Work to be completed:
Every entry must be duplicated precisely as written.

[Figure data in JSON]
* START *
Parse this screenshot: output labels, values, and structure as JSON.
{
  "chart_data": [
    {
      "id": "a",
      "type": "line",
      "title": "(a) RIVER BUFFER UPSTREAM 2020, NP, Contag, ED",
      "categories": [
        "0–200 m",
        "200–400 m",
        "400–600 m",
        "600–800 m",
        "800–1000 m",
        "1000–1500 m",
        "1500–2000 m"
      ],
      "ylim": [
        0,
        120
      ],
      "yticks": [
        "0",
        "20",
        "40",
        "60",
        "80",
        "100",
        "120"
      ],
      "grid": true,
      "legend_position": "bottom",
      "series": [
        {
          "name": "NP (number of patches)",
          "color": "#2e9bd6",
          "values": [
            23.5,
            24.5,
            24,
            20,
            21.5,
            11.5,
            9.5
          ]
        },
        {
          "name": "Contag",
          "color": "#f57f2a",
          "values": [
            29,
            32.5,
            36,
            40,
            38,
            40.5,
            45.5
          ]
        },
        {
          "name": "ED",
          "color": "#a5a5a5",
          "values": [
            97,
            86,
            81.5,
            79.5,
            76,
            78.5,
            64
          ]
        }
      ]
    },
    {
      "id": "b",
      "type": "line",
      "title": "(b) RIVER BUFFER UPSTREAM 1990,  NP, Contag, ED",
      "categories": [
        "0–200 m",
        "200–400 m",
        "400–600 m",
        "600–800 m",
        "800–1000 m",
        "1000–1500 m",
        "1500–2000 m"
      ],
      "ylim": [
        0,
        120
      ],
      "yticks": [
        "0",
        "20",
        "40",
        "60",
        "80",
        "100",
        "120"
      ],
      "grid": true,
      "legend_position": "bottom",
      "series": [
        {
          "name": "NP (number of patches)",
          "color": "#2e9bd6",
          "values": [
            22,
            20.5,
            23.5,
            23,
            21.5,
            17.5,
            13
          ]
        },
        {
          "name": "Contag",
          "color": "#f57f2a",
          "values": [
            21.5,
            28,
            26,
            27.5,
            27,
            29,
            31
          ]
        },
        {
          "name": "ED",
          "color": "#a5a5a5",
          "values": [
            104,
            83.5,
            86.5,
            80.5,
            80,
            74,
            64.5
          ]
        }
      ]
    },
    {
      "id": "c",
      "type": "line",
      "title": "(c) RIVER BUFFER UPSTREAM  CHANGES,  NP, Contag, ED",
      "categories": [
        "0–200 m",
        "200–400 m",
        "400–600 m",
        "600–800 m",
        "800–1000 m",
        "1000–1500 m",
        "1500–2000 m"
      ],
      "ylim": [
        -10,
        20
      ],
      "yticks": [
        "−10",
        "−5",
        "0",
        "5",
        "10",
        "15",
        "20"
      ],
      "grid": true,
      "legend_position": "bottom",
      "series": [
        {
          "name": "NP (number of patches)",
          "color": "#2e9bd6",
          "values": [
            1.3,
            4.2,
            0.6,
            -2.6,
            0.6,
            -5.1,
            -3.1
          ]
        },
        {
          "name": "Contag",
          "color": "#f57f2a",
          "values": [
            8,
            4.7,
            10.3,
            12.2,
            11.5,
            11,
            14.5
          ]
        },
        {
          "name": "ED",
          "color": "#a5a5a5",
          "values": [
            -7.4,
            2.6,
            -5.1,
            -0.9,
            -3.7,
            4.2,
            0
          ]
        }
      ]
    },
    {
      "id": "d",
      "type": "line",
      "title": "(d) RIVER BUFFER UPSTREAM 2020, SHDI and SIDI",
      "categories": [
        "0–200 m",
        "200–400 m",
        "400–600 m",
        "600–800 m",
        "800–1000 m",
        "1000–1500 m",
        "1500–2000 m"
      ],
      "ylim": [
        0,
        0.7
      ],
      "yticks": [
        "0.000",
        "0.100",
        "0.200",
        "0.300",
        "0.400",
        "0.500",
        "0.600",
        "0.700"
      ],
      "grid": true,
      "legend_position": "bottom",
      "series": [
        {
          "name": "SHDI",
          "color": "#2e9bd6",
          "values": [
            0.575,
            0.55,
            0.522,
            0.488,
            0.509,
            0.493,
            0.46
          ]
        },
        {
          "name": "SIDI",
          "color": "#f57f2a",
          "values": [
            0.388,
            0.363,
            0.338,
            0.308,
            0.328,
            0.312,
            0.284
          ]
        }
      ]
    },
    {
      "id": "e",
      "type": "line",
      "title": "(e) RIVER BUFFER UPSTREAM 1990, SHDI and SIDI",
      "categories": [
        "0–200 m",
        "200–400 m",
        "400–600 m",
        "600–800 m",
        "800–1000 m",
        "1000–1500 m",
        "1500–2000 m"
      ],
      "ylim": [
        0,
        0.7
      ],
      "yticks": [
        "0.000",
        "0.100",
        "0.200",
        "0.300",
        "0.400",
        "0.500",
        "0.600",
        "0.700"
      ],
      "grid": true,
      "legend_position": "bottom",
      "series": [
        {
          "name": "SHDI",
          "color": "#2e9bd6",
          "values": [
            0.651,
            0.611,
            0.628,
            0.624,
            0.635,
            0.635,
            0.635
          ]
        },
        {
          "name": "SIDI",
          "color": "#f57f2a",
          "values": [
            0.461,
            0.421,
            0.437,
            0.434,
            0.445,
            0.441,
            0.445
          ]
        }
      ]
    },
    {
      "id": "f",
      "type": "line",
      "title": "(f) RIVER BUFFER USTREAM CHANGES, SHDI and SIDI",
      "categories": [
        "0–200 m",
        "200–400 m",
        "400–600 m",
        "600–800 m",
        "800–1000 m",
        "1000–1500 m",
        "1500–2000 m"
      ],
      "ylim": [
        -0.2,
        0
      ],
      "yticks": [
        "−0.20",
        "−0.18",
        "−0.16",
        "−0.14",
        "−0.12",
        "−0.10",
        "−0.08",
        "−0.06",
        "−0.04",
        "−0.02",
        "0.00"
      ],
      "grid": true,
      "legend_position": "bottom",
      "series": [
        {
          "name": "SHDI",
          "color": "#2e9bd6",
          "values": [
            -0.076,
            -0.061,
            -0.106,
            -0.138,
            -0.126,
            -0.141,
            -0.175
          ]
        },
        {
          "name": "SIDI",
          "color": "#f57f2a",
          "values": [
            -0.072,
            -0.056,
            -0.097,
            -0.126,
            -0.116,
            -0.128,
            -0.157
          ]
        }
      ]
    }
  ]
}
* END *
Output of the task:
Parse this screenshot: output labels, values, and structure as JSON.
{
  "chart_data": [
    {
      "id": "a",
      "type": "line",
      "title": "(a) RIVER BUFFER UPSTREAM 2020, NP, Contag, ED",
      "categories": [
        "0–200 m",
        "200–400 m",
        "400–600 m",
        "600–800 m",
        "800–1000 m",
        "1000–1500 m",
        "1500–2000 m"
      ],
      "ylim": [
        0,
        120
      ],
      "yticks": [
        "0",
        "20",
        "40",
        "60",
        "80",
        "100",
        "120"
      ],
      "grid": true,
      "legend_position": "bottom",
      "series": [
        {
          "name": "NP (number of patches)",
          "color": "#2e9bd6",
          "values": [
            23.5,
            24.5,
            24,
            20,
            21.5,
            11.5,
            9.5
          ]
        },
        {
          "name": "Contag",
          "color": "#f57f2a",
          "values": [
            29,
            32.5,
            36,
            40,
            38,
            40.5,
            45.5
          ]
        },
        {
          "name": "ED",
          "color": "#a5a5a5",
          "values": [
            97,
            86,
            81.5,
            79.5,
            76,
            78.5,
            64
          ]
        }
      ]
    },
    {
      "id": "b",
      "type": "line",
      "title": "(b) RIVER BUFFER UPSTREAM 1990,  NP, Contag, ED",
      "categories": [
        "0–200 m",
        "200–400 m",
        "400–600 m",
        "600–800 m",
        "800–1000 m",
        "1000–1500 m",
        "1500–2000 m"
      ],
      "ylim": [
        0,
        120
      ],
      "yticks": [
        "0",
        "20",
        "40",
        "60",
        "80",
        "100",
        "120"
      ],
      "grid": true,
      "legend_position": "bottom",
      "series": [
        {
          "name": "NP (number of patches)",
          "color": "#2e9bd6",
          "values": [
            22,
            20.5,
            23.5,
            23,
            21.5,
            17.5,
            13
          ]
        },
        {
          "name": "Contag",
          "color": "#f57f2a",
          "values": [
            21.5,
            28,
            26,
            27.5,
            27,
            29,
            31
          ]
        },
        {
          "name": "ED",
          "color": "#a5a5a5",
          "values": [
            104,
            83.5,
            86.5,
            80.5,
            80,
            74,
            64.5
          ]
        }
      ]
    },
    {
      "id": "c",
      "type": "line",
      "title": "(c) RIVER BUFFER UPSTREAM  CHANGES,  NP, Contag, ED",
      "categories": [
        "0–200 m",
        "200–400 m",
        "400–600 m",
        "600–800 m",
        "800–1000 m",
        "1000–1500 m",
        "1500–2000 m"
      ],
      "ylim": [
        -10,
        20
      ],
      "yticks": [
        "−10",
        "−5",
        "0",
        "5",
        "10",
        "15",
        "20"
      ],
      "grid": true,
      "legend_position": "bottom",
      "series": [
        {
          "name": "NP (number of patches)",
          "color": "#2e9bd6",
          "values": [
            1.3,
            4.2,
            0.6,
            -2.6,
            0.6,
            -5.1,
            -3.1
          ]
        },
        {
          "name": "Contag",
          "color": "#f57f2a",
          "values": [
            8,
            4.7,
            10.3,
            12.2,
            11.5,
            11,
            14.5
          ]
        },
        {
          "name": "ED",
          "color": "#a5a5a5",
          "values": [
            -7.4,
            2.6,
            -5.1,
            -0.9,
            -3.7,
            4.2,
            0
          ]
        }
      ]
    },
    {
      "id": "d",
      "type": "line",
      "title": "(d) RIVER BUFFER UPSTREAM 2020, SHDI and SIDI",
      "categories": [
        "0–200 m",
        "200–400 m",
        "400–600 m",
        "600–800 m",
        "800–1000 m",
        "1000–1500 m",
        "1500–2000 m"
      ],
      "ylim": [
        0,
        0.7
      ],
      "yticks": [
        "0.000",
        "0.100",
        "0.200",
        "0.300",
        "0.400",
        "0.500",
        "0.600",
        "0.700"
      ],
      "grid": true,
      "legend_position": "bottom",
      "series": [
        {
          "name": "SHDI",
          "color": "#2e9bd6",
          "values": [
            0.575,
            0.55,
            0.522,
            0.488,
            0.509,
            0.493,
            0.46
          ]
        },
        {
          "name": "SIDI",
          "color": "#f57f2a",
          "values": [
            0.388,
            0.363,
            0.338,
            0.308,
            0.328,
            0.312,
            0.284
          ]
        }
      ]
    },
    {
      "id": "e",
      "type": "line",
      "title": "(e) RIVER BUFFER UPSTREAM 1990, SHDI and SIDI",
      "categories": [
        "0–200 m",
        "200–400 m",
        "400–600 m",
        "600–800 m",
        "800–1000 m",
        "1000–1500 m",
        "1500–2000 m"
      ],
      "ylim": [
        0,
        0.7
      ],
      "yticks": [
        "0.000",
        "0.100",
        "0.200",
        "0.300",
        "0.400",
        "0.500",
        "0.600",
        "0.700"
      ],
      "grid": true,
      "legend_position": "bottom",
      "series": [
        {
          "name": "SHDI",
          "color": "#2e9bd6",
          "values": [
            0.651,
            0.611,
            0.628,
            0.624,
            0.635,
            0.635,
            0.635
          ]
        },
        {
          "name": "SIDI",
          "color": "#f57f2a",
          "values": [
            0.461,
            0.421,
            0.437,
            0.434,
            0.445,
            0.441,
            0.445
          ]
        }
      ]
    },
    {
      "id": "f",
      "type": "line",
      "title": "(f) RIVER BUFFER USTREAM CHANGES, SHDI and SIDI",
      "categories": [
        "0–200 m",
        "200–400 m",
        "400–600 m",
        "600–800 m",
        "800–1000 m",
        "1000–1500 m",
        "1500–2000 m"
      ],
      "ylim": [
        -0.2,
        0
      ],
      "yticks": [
        "−0.20",
        "−0.18",
        "−0.16",
        "−0.14",
        "−0.12",
        "−0.10",
        "−0.08",
        "−0.06",
        "−0.04",
        "−0.02",
        "0.00"
      ],
      "grid": true,
      "legend_position": "bottom",
      "series": [
        {
          "name": "SHDI",
          "color": "#2e9bd6",
          "values": [
            -0.076,
            -0.061,
            -0.106,
            -0.138,
            -0.126,
            -0.141,
            -0.175
          ]
        },
        {
          "name": "SIDI",
          "color": "#f57f2a",
          "values": [
            -0.072,
            -0.056,
            -0.097,
            -0.126,
            -0.116,
            -0.128,
            -0.157
          ]
        }
      ]
    }
  ]
}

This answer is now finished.